Data entries:

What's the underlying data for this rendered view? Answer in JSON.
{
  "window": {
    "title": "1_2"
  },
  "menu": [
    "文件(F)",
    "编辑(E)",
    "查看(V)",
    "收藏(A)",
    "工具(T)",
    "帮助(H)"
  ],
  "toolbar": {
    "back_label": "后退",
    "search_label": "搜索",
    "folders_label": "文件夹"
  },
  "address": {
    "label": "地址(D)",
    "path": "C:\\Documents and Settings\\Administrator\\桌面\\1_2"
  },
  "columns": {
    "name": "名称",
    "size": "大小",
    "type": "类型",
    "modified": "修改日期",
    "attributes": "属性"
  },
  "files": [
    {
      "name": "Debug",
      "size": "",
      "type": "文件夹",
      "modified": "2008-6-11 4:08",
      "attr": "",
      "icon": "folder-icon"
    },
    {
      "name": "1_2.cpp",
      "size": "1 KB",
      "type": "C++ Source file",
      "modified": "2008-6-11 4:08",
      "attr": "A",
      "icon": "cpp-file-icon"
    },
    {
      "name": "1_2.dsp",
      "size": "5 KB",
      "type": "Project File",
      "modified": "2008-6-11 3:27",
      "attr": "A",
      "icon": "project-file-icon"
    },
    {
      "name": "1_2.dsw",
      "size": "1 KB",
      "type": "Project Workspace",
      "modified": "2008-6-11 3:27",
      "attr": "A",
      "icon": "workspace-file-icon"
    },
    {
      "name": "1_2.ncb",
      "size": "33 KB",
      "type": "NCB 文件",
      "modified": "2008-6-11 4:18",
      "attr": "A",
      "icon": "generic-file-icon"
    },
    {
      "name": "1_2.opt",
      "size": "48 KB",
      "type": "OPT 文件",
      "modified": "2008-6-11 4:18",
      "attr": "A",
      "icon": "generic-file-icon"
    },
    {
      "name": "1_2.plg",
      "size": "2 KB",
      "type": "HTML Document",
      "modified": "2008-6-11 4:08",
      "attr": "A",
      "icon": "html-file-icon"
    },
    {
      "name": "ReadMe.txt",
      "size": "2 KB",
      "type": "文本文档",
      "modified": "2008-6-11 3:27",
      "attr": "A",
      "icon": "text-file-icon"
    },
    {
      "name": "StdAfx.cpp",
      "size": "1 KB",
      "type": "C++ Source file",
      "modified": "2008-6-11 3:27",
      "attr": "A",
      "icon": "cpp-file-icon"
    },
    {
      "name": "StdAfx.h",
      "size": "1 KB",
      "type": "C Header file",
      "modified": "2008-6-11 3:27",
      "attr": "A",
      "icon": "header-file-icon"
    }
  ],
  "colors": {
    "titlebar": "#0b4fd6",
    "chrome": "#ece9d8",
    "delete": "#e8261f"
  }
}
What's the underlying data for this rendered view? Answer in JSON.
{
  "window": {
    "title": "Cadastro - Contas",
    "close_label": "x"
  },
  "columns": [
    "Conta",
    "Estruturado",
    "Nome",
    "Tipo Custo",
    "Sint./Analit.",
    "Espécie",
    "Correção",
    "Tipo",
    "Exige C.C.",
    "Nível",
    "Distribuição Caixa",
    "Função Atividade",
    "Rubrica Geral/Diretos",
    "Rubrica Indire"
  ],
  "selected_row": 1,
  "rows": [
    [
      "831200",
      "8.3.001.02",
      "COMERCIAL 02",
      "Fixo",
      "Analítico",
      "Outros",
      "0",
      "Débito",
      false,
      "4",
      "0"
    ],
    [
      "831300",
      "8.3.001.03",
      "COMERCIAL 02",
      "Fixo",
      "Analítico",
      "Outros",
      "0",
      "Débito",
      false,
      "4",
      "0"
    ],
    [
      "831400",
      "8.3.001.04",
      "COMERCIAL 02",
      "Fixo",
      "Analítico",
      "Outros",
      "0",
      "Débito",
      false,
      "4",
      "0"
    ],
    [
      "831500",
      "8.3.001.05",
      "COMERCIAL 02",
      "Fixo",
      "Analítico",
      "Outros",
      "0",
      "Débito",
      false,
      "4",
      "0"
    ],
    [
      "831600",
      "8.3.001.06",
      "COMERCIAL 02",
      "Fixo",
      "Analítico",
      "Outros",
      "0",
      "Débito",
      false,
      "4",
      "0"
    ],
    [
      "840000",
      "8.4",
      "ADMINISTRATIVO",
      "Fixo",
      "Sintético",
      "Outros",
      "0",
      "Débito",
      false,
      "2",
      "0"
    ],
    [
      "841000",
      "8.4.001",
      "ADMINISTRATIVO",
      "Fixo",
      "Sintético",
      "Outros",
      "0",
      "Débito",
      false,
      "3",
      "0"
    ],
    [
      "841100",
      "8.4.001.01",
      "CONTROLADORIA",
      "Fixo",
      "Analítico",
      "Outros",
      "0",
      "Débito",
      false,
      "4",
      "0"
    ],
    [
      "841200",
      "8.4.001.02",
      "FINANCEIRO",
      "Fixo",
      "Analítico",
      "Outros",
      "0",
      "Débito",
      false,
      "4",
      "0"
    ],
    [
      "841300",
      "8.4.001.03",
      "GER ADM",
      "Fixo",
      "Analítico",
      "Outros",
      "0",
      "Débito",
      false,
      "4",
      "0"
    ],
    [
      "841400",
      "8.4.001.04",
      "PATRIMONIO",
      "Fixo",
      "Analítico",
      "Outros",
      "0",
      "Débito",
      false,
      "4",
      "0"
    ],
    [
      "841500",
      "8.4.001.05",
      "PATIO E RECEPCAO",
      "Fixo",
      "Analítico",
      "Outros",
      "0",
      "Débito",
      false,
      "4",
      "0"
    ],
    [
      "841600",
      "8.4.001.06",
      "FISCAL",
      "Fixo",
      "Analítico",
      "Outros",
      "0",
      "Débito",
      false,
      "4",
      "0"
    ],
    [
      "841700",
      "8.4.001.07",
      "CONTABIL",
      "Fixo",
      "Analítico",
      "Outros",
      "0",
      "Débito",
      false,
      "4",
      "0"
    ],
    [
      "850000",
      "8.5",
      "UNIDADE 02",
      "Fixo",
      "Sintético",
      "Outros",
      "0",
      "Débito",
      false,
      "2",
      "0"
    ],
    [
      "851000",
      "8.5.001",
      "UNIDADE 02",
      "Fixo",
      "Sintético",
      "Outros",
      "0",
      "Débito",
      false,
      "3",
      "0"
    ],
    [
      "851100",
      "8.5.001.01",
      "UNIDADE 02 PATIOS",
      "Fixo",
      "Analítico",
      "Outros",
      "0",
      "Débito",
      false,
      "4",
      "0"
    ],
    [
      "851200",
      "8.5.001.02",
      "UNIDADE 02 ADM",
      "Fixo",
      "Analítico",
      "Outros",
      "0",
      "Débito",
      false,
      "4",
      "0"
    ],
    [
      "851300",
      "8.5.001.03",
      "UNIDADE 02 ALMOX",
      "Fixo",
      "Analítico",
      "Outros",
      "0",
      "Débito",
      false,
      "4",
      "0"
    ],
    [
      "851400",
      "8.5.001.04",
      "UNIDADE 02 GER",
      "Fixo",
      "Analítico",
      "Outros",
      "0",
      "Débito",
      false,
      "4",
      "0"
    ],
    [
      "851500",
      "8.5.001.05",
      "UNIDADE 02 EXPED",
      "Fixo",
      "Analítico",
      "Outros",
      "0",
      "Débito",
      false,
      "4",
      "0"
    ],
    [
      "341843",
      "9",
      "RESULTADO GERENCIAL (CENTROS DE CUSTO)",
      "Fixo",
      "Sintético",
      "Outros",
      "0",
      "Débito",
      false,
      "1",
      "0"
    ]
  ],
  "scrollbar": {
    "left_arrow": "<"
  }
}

# [GIVEN REQUEST]
Quote each line of the listing above exactly.

# [ANSWER IN FULL]
What's the underlying data for this rendered view? Answer in JSON.
{
  "window": {
    "title": "1_2"
  },
  "menu": [
    "文件(F)",
    "编辑(E)",
    "查看(V)",
    "收藏(A)",
    "工具(T)",
    "帮助(H)"
  ],
  "toolbar": {
    "back_label": "后退",
    "search_label": "搜索",
    "folders_label": "文件夹"
  },
  "address": {
    "label": "地址(D)",
    "path": "C:\\Documents and Settings\\Administrator\\桌面\\1_2"
  },
  "columns": {
    "name": "名称",
    "size": "大小",
    "type": "类型",
    "modified": "修改日期",
    "attributes": "属性"
  },
  "files": [
    {
      "name": "Debug",
      "size": "",
      "type": "文件夹",
      "modified": "2008-6-11 4:08",
      "attr": "",
      "icon": "folder-icon"
    },
    {
      "name": "1_2.cpp",
      "size": "1 KB",
      "type": "C++ Source file",
      "modified": "2008-6-11 4:08",
      "attr": "A",
      "icon": "cpp-file-icon"
    },
    {
      "name": "1_2.dsp",
      "size": "5 KB",
      "type": "Project File",
      "modified": "2008-6-11 3:27",
      "attr": "A",
      "icon": "project-file-icon"
    },
    {
      "name": "1_2.dsw",
      "size": "1 KB",
      "type": "Project Workspace",
      "modified": "2008-6-11 3:27",
      "attr": "A",
      "icon": "workspace-file-icon"
    },
    {
      "name": "1_2.ncb",
      "size": "33 KB",
      "type": "NCB 文件",
      "modified": "2008-6-11 4:18",
      "attr": "A",
      "icon": "generic-file-icon"
    },
    {
      "name": "1_2.opt",
      "size": "48 KB",
      "type": "OPT 文件",
      "modified": "2008-6-11 4:18",
      "attr": "A",
      "icon": "generic-file-icon"
    },
    {
      "name": "1_2.plg",
      "size": "2 KB",
      "type": "HTML Document",
      "modified": "2008-6-11 4:08",
      "attr": "A",
      "icon": "html-file-icon"
    },
    {
      "name": "ReadMe.txt",
      "size": "2 KB",
      "type": "文本文档",
      "modified": "2008-6-11 3:27",
      "attr": "A",
      "icon": "text-file-icon"
    },
    {
      "name": "StdAfx.cpp",
      "size": "1 KB",
      "type": "C++ Source file",
      "modified": "2008-6-11 3:27",
      "attr": "A",
      "icon": "cpp-file-icon"
    },
    {
      "name": "StdAfx.h",
      "size": "1 KB",
      "type": "C Header file",
      "modified": "2008-6-11 3:27",
      "attr": "A",
      "icon": "header-file-icon"
    }
  ],
  "colors": {
    "titlebar": "#0b4fd6",
    "chrome": "#ece9d8",
    "delete": "#e8261f"
  }
}
What's the underlying data for this rendered view? Answer in JSON.
{
  "window": {
    "title": "Cadastro - Contas",
    "close_label": "x"
  },
  "columns": [
    "Conta",
    "Estruturado",
    "Nome",
    "Tipo Custo",
    "Sint./Analit.",
    "Espécie",
    "Correção",
    "Tipo",
    "Exige C.C.",
    "Nível",
    "Distribuição Caixa",
    "Função Atividade",
    "Rubrica Geral/Diretos",
    "Rubrica Indire"
  ],
  "selected_row": 1,
  "rows": [
    [
      "831200",
      "8.3.001.02",
      "COMERCIAL 02",
      "Fixo",
      "Analítico",
      "Outros",
      "0",
      "Débito",
      false,
      "4",
      "0"
    ],
    [
      "831300",
      "8.3.001.03",
      "COMERCIAL 02",
      "Fixo",
      "Analítico",
      "Outros",
      "0",
      "Débito",
      false,
      "4",
      "0"
    ],
    [
      "831400",
      "8.3.001.04",
      "COMERCIAL 02",
      "Fixo",
      "Analítico",
      "Outros",
      "0",
      "Débito",
      false,
      "4",
      "0"
    ],
    [
      "831500",
      "8.3.001.05",
      "COMERCIAL 02",
      "Fixo",
      "Analítico",
      "Outros",
      "0",
      "Débito",
      false,
      "4",
      "0"
    ],
    [
      "831600",
      "8.3.001.06",
      "COMERCIAL 02",
      "Fixo",
      "Analítico",
      "Outros",
      "0",
      "Débito",
      false,
      "4",
      "0"
    ],
    [
      "840000",
      "8.4",
      "ADMINISTRATIVO",
      "Fixo",
      "Sintético",
      "Outros",
      "0",
      "Débito",
      false,
      "2",
      "0"
    ],
    [
      "841000",
      "8.4.001",
      "ADMINISTRATIVO",
      "Fixo",
      "Sintético",
      "Outros",
      "0",
      "Débito",
      false,
      "3",
      "0"
    ],
    [
      "841100",
      "8.4.001.01",
      "CONTROLADORIA",
      "Fixo",
      "Analítico",
      "Outros",
      "0",
      "Débito",
      false,
      "4",
      "0"
    ],
    [
      "841200",
      "8.4.001.02",
      "FINANCEIRO",
      "Fixo",
      "Analítico",
      "Outros",
      "0",
      "Débito",
      false,
      "4",
      "0"
    ],
    [
      "841300",
      "8.4.001.03",
      "GER ADM",
      "Fixo",
      "Analítico",
      "Outros",
      "0",
      "Débito",
      false,
      "4",
      "0"
    ],
    [
      "841400",
      "8.4.001.04",
      "PATRIMONIO",
      "Fixo",
      "Analítico",
      "Outros",
      "0",
      "Débito",
      false,
      "4",
      "0"
    ],
    [
      "841500",
      "8.4.001.05",
      "PATIO E RECEPCAO",
      "Fixo",
      "Analítico",
      "Outros",
      "0",
      "Débito",
      false,
      "4",
      "0"
    ],
    [
      "841600",
      "8.4.001.06",
      "FISCAL",
      "Fixo",
      "Analítico",
      "Outros",
      "0",
      "Débito",
      false,
      "4",
      "0"
    ],
    [
      "841700",
      "8.4.001.07",
      "CONTABIL",
      "Fixo",
      "Analítico",
      "Outros",
      "0",
      "Débito",
      false,
      "4",
      "0"
    ],
    [
      "850000",
      "8.5",
      "UNIDADE 02",
      "Fixo",
      "Sintético",
      "Outros",
      "0",
      "Débito",
      false,
      "2",
      "0"
    ],
    [
      "851000",
      "8.5.001",
      "UNIDADE 02",
      "Fixo",
      "Sintético",
      "Outros",
      "0",
      "Débito",
      false,
      "3",
      "0"
    ],
    [
      "851100",
      "8.5.001.01",
      "UNIDADE 02 PATIOS",
      "Fixo",
      "Analítico",
      "Outros",
      "0",
      "Débito",
      false,
      "4",
      "0"
    ],
    [
      "851200",
      "8.5.001.02",
      "UNIDADE 02 ADM",
      "Fixo",
      "Analítico",
      "Outros",
      "0",
      "Débito",
      false,
      "4",
      "0"
    ],
    [
      "851300",
      "8.5.001.03",
      "UNIDADE 02 ALMOX",
      "Fixo",
      "Analítico",
      "Outros",
      "0",
      "Débito",
      false,
      "4",
      "0"
    ],
    [
      "851400",
      "8.5.001.04",
      "UNIDADE 02 GER",
      "Fixo",
      "Analítico",
      "Outros",
      "0",
      "Débito",
      false,
      "4",
      "0"
    ],
    [
      "851500",
      "8.5.001.05",
      "UNIDADE 02 EXPED",
      "Fixo",
      "Analítico",
      "Outros",
      "0",
      "Débito",
      false,
      "4",
      "0"
    ],
    [
      "341843",
      "9",
      "RESULTADO GERENCIAL (CENTROS DE CUSTO)",
      "Fixo",
      "Sintético",
      "Outros",
      "0",
      "Débito",
      false,
      "1",
      "0"
    ]
  ],
  "scrollbar": {
    "left_arrow": "<"
  }
}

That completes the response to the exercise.